- The exercise
Of all the lines in the records, how many hold the word "Export"? Answer with the number only.

[Start Provided data]

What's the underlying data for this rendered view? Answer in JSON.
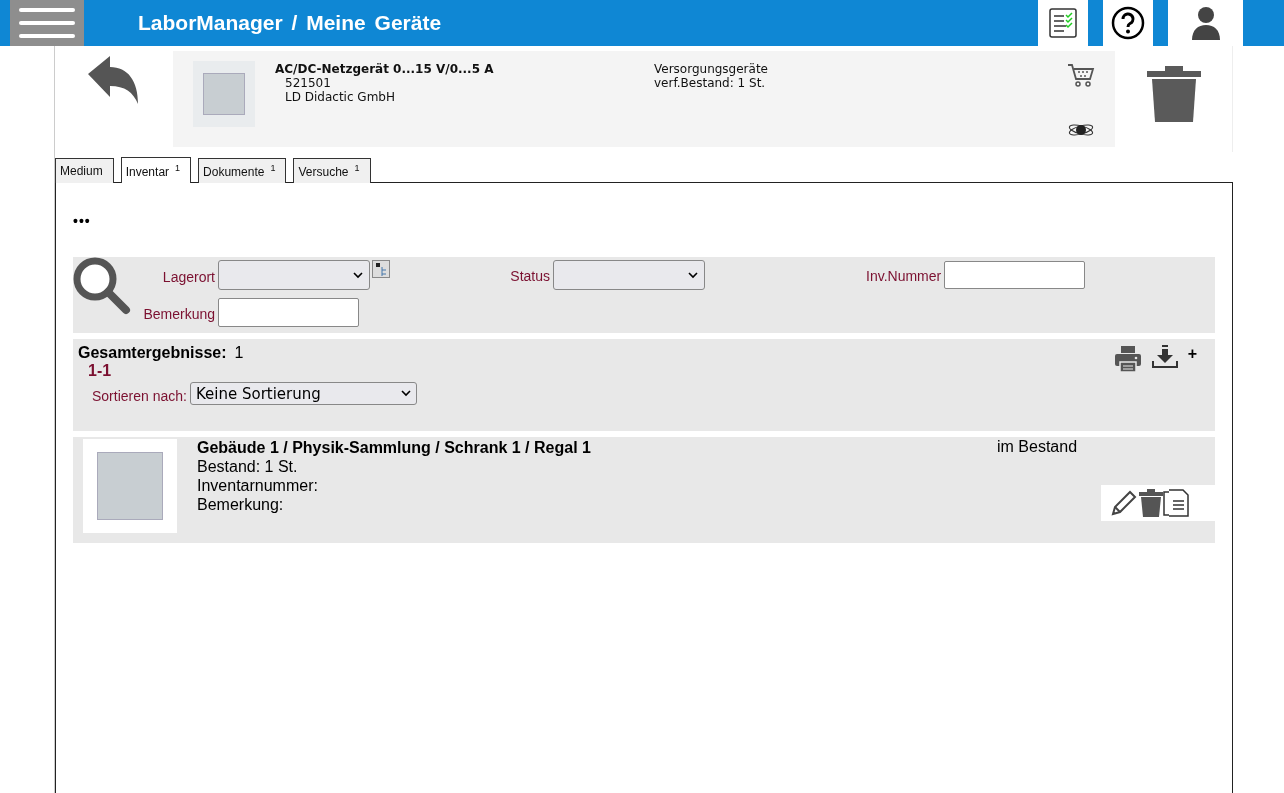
{
  "header": {
    "title": "LaborManager / Meine Geräte"
  },
  "product": {
    "name": "AC/DC-Netzgerät 0...15 V/0...5 A",
    "number": "521501",
    "manufacturer": "LD Didactic GmbH",
    "category": "Versorgungsgeräte",
    "stock": "verf.Bestand: 1 St."
  },
  "tabs": [
    {
      "label": "Medium",
      "selected": false
    },
    {
      "label": "Inventar",
      "count": "1",
      "selected": true
    },
    {
      "label": "Dokumente",
      "count": "1",
      "selected": false
    },
    {
      "label": "Versuche",
      "count": "1",
      "selected": false
    }
  ],
  "more": "•••",
  "search": {
    "fields": [
      {
        "kind": "select_tree",
        "label": "Lagerort"
      },
      {
        "kind": "select",
        "label": "Status"
      },
      {
        "kind": "input",
        "label": "Inv.Nummer"
      },
      {
        "kind": "input",
        "label": "Bemerkung"
      }
    ]
  },
  "results": {
    "total_label": "Gesamtergebnisse:",
    "total": "1",
    "range": "1-1",
    "sort_label": "Sortieren nach:",
    "sort_value": "Keine Sortierung",
    "add": "+"
  },
  "items": [
    {
      "location": "Gebäude 1 / Physik-Sammlung / Schrank 1 / Regal 1",
      "stock": "Bestand: 1 St.",
      "inventory_number": "Inventarnummer:",
      "remark": "Bemerkung:",
      "status": "im Bestand"
    }
  ]
}
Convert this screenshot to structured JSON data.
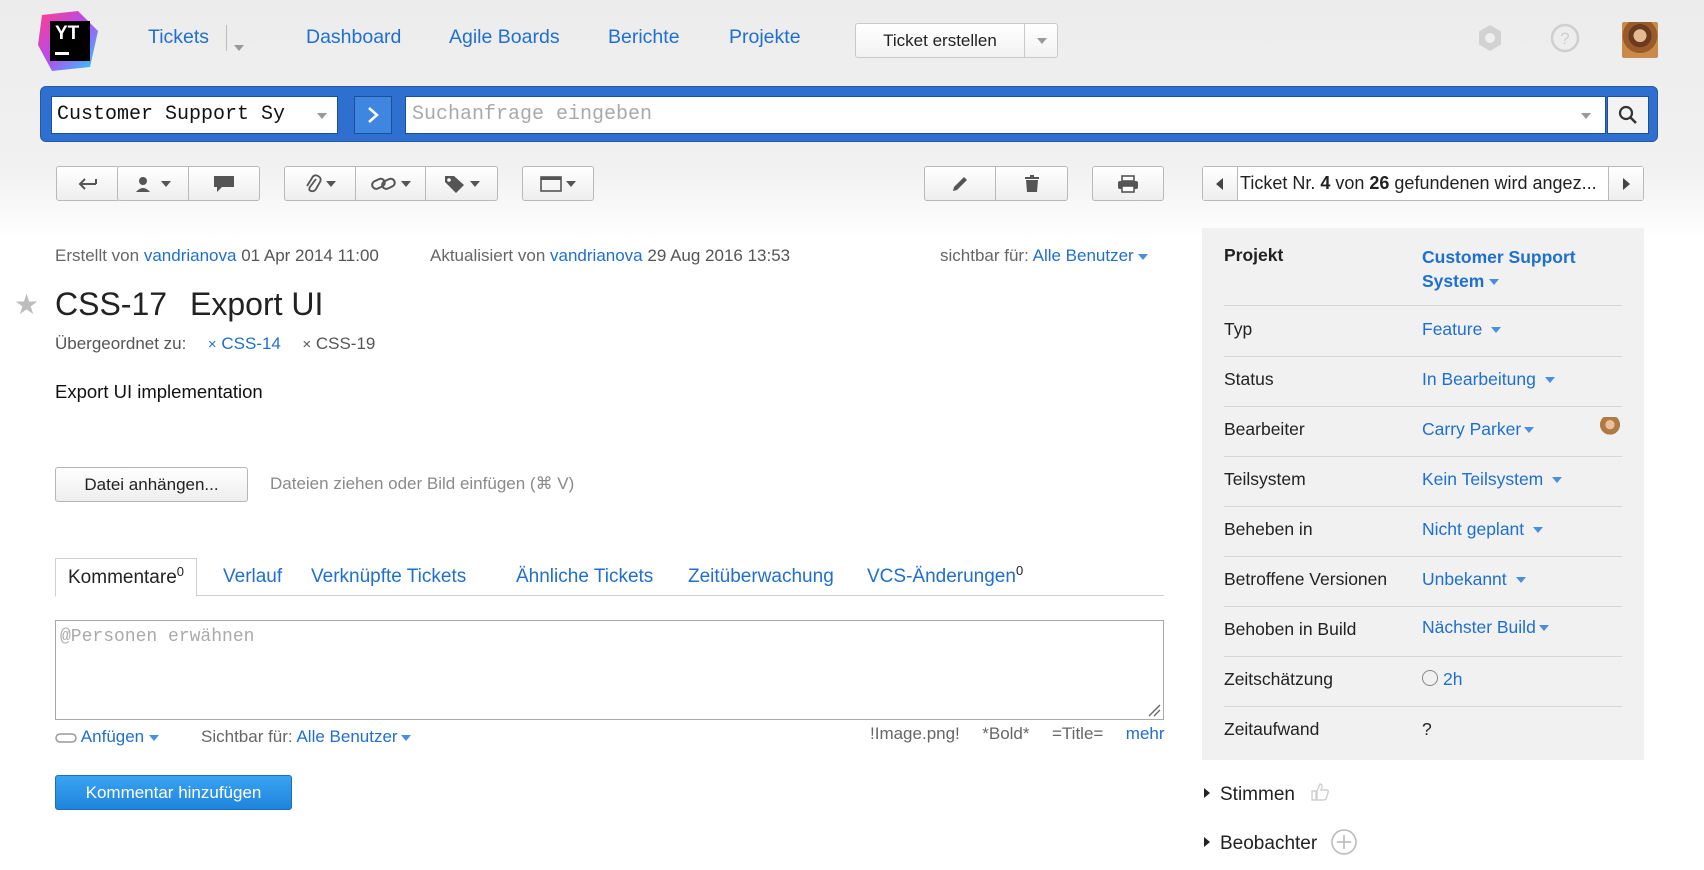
{
  "nav": {
    "logo_text": "YT",
    "tickets": "Tickets",
    "dashboard": "Dashboard",
    "agile_boards": "Agile Boards",
    "berichte": "Berichte",
    "projekte": "Projekte",
    "create_ticket": "Ticket erstellen"
  },
  "search": {
    "project": "Customer Support Sy",
    "placeholder": "Suchanfrage eingeben"
  },
  "pager": {
    "prefix": "Ticket Nr. ",
    "number": "4",
    "middle": " von ",
    "total": "26",
    "suffix": " gefundenen wird angez..."
  },
  "meta": {
    "created_label": "Erstellt von",
    "created_by": "vandrianova",
    "created_at": "01 Apr 2014 11:00",
    "updated_label": "Aktualisiert von",
    "updated_by": "vandrianova",
    "updated_at": "29 Aug 2016 13:53",
    "visible_label": "sichtbar für:",
    "visible_value": "Alle Benutzer"
  },
  "issue": {
    "id": "CSS-17",
    "title": "Export UI",
    "parent_label": "Übergeordnet zu:",
    "parent_links": [
      "CSS-14",
      "CSS-19"
    ],
    "description": "Export UI implementation"
  },
  "attach": {
    "button": "Datei anhängen...",
    "hint": "Dateien ziehen oder Bild einfügen (⌘ V)"
  },
  "tabs": [
    {
      "label": "Kommentare",
      "count": "0"
    },
    {
      "label": "Verlauf"
    },
    {
      "label": "Verknüpfte Tickets"
    },
    {
      "label": "Ähnliche Tickets"
    },
    {
      "label": "Zeitüberwachung"
    },
    {
      "label": "VCS-Änderungen",
      "count": "0"
    }
  ],
  "comment": {
    "placeholder": "@Personen erwähnen",
    "attach": "Anfügen",
    "visible_label": "Sichtbar für:",
    "visible_value": "Alle Benutzer",
    "hint_image": "!Image.png!",
    "hint_bold": "*Bold*",
    "hint_title": "=Title=",
    "more": "mehr",
    "submit": "Kommentar hinzufügen"
  },
  "fields": [
    {
      "label": "Projekt",
      "value_line1": "Customer Support",
      "value_line2": "System"
    },
    {
      "label": "Typ",
      "value": "Feature"
    },
    {
      "label": "Status",
      "value": "In Bearbeitung"
    },
    {
      "label": "Bearbeiter",
      "value": "Carry Parker"
    },
    {
      "label": "Teilsystem",
      "value": "Kein Teilsystem"
    },
    {
      "label": "Beheben in",
      "value": "Nicht geplant"
    },
    {
      "label": "Betroffene Versionen",
      "value": "Unbekannt"
    },
    {
      "label": "Behoben in Build",
      "value": "Nächster Build"
    },
    {
      "label": "Zeitschätzung",
      "value": "2h"
    },
    {
      "label": "Zeitaufwand",
      "value": "?"
    }
  ],
  "sections": {
    "votes": "Stimmen",
    "watchers": "Beobachter"
  },
  "colors": {
    "link": "#1f6fd0",
    "searchbar": "#2f6fcf",
    "primary_button": "#1f84dc"
  }
}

[End Provided data]

- Completed exercise
2